-- start of Material shown --

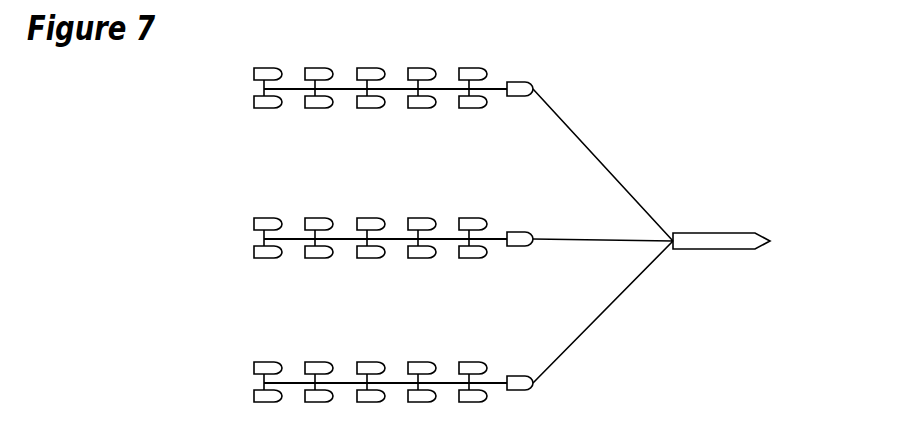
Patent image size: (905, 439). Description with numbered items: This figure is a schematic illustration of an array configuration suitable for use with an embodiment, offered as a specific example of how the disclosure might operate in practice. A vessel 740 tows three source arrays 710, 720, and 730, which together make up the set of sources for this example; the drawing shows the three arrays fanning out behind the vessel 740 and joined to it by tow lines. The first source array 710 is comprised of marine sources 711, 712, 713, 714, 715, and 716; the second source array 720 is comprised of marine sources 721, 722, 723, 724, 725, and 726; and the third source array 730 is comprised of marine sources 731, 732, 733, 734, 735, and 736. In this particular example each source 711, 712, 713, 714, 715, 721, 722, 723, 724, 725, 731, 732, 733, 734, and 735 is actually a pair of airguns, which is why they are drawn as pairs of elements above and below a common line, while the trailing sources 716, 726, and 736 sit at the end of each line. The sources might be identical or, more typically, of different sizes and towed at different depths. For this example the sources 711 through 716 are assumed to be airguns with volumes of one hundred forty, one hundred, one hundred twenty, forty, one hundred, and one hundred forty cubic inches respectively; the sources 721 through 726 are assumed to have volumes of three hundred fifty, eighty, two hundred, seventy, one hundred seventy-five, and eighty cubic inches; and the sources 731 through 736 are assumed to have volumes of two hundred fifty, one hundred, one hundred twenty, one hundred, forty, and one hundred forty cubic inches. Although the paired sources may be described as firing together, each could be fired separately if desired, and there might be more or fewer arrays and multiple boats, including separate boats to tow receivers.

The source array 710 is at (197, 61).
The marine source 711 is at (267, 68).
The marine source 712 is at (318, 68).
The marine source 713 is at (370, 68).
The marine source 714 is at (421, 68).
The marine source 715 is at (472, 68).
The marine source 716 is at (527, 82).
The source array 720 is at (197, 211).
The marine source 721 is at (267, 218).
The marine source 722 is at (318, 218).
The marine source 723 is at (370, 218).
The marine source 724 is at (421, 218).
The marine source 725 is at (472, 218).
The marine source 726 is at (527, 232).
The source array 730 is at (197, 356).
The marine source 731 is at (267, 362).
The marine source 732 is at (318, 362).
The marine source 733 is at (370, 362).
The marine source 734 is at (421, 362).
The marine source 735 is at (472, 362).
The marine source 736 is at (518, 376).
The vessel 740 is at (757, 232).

-- end of Material shown --
-- start of Material shown --

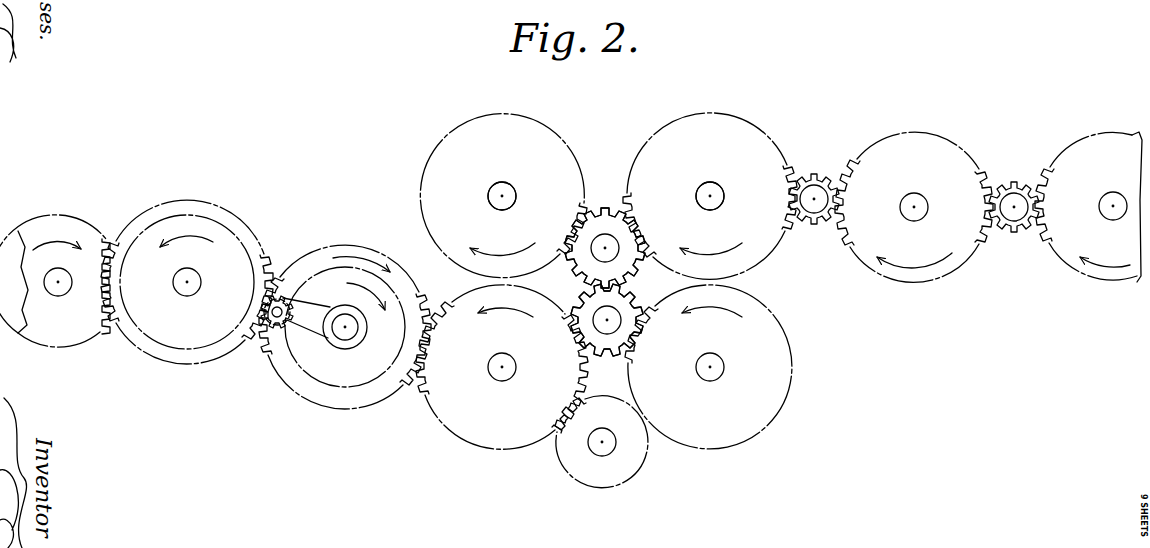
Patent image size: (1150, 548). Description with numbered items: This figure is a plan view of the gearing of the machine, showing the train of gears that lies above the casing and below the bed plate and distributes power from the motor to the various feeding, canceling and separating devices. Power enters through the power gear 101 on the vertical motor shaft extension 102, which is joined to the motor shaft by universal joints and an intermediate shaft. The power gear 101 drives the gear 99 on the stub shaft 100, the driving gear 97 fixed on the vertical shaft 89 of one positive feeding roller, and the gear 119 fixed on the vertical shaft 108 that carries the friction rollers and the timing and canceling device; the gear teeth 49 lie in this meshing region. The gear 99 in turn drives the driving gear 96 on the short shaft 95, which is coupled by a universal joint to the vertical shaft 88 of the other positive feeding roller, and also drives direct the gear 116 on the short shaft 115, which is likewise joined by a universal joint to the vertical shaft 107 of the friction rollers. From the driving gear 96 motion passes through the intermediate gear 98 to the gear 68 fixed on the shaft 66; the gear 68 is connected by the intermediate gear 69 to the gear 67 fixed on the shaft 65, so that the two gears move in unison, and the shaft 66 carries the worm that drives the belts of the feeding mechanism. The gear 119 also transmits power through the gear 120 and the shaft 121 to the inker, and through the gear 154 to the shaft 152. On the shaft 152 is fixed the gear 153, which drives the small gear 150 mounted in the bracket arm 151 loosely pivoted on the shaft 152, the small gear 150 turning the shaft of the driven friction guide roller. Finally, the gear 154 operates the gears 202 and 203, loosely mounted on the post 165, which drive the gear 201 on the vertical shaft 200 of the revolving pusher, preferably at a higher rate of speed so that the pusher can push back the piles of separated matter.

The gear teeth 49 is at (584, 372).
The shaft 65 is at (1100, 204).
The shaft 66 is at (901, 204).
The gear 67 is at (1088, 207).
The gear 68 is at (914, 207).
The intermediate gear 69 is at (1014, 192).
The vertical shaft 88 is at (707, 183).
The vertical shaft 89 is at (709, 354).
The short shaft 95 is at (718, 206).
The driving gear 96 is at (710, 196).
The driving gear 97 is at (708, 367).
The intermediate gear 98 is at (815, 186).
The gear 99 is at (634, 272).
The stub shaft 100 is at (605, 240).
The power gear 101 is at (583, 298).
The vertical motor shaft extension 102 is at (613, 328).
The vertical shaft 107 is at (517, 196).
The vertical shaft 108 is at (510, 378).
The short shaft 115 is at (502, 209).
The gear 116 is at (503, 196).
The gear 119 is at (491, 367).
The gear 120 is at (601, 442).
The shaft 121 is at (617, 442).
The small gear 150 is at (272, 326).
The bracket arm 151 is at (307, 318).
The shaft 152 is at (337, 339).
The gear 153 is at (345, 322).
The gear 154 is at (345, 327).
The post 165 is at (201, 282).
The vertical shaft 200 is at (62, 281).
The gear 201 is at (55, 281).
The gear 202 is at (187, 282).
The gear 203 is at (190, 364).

-- end of Material shown --
-- start of Material shown --

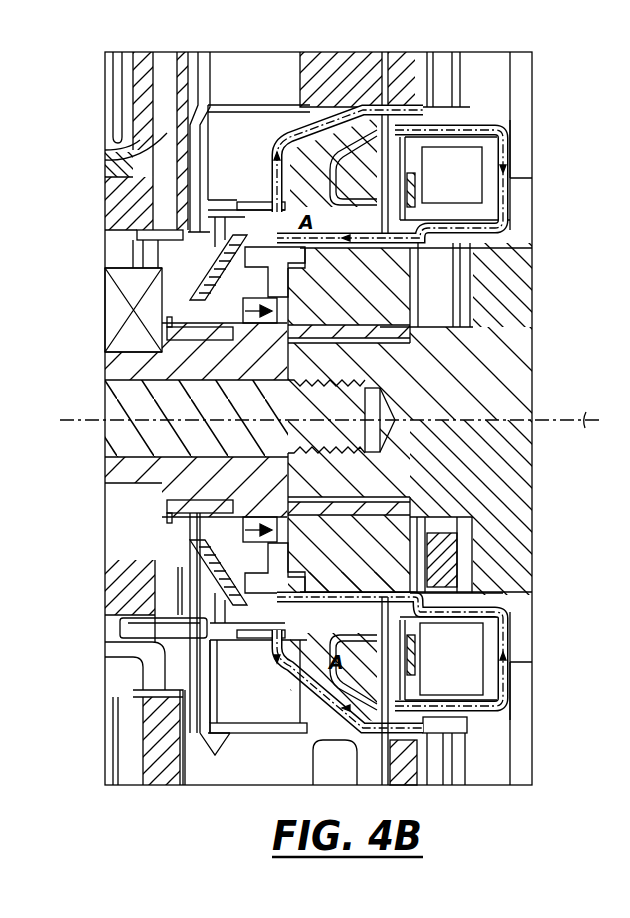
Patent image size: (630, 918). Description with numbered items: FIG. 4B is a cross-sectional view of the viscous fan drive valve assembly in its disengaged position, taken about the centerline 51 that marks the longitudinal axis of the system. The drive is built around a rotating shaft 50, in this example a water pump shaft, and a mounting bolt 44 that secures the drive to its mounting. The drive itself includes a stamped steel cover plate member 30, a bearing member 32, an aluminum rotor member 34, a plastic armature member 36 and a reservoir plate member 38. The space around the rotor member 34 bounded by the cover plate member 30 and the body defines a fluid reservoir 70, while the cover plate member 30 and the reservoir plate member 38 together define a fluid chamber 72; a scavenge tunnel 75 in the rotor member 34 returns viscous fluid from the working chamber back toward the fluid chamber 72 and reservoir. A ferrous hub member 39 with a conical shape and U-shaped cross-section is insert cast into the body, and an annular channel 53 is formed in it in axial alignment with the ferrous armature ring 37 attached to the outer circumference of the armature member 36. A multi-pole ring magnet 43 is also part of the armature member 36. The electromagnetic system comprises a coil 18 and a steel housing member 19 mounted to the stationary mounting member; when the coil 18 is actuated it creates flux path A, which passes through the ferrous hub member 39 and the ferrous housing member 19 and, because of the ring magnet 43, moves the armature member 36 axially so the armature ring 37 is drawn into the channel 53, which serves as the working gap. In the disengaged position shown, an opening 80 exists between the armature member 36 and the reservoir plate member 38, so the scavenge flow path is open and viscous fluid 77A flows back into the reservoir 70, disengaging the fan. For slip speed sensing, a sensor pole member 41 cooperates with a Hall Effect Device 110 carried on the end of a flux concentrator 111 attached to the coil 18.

-- end of Material shown --

Stated problem:
Copy out the lines of the first item word for word, starting at the line that contains "Patent image size: (905, 439)." and ending at the line that contains "The source array 710 is at (197, 61).", and give nothing else.

Solution to the problem:
Patent image size: (905, 439). Description with numbered items: This figure is a schematic illustration of an array configuration suitable for use with an embodiment, offered as a specific example of how the disclosure might operate in practice. A vessel 740 tows three source arrays 710, 720, and 730, which together make up the set of sources for this example; the drawing shows the three arrays fanning out behind the vessel 740 and joined to it by tow lines. The first source array 710 is comprised of marine sources 711, 712, 713, 714, 715, and 716; the second source array 720 is comprised of marine sources 721, 722, 723, 724, 725, and 726; and the third source array 730 is comprised of marine sources 731, 732, 733, 734, 735, and 736. In this particular example each source 711, 712, 713, 714, 715, 721, 722, 723, 724, 725, 731, 732, 733, 734, and 735 is actually a pair of airguns, which is why they are drawn as pairs of elements above and below a common line, while the trailing sources 716, 726, and 736 sit at the end of each line. The sources might be identical or, more typically, of different sizes and towed at different depths. For this example the sources 711 through 716 are assumed to be airguns with volumes of one hundred forty, one hundred, one hundred twenty, forty, one hundred, and one hundred forty cubic inches respectively; the sources 721 through 726 are assumed to have volumes of three hundred fifty, eighty, two hundred, seventy, one hundred seventy-five, and eighty cubic inches; and the sources 731 through 736 are assumed to have volumes of two hundred fifty, one hundred, one hundred twenty, one hundred, forty, and one hundred forty cubic inches. Although the paired sources may be described as firing together, each could be fired separately if desired, and there might be more or fewer arrays and multiple boats, including separate boats to tow receivers.

The source array 710 is at (197, 61).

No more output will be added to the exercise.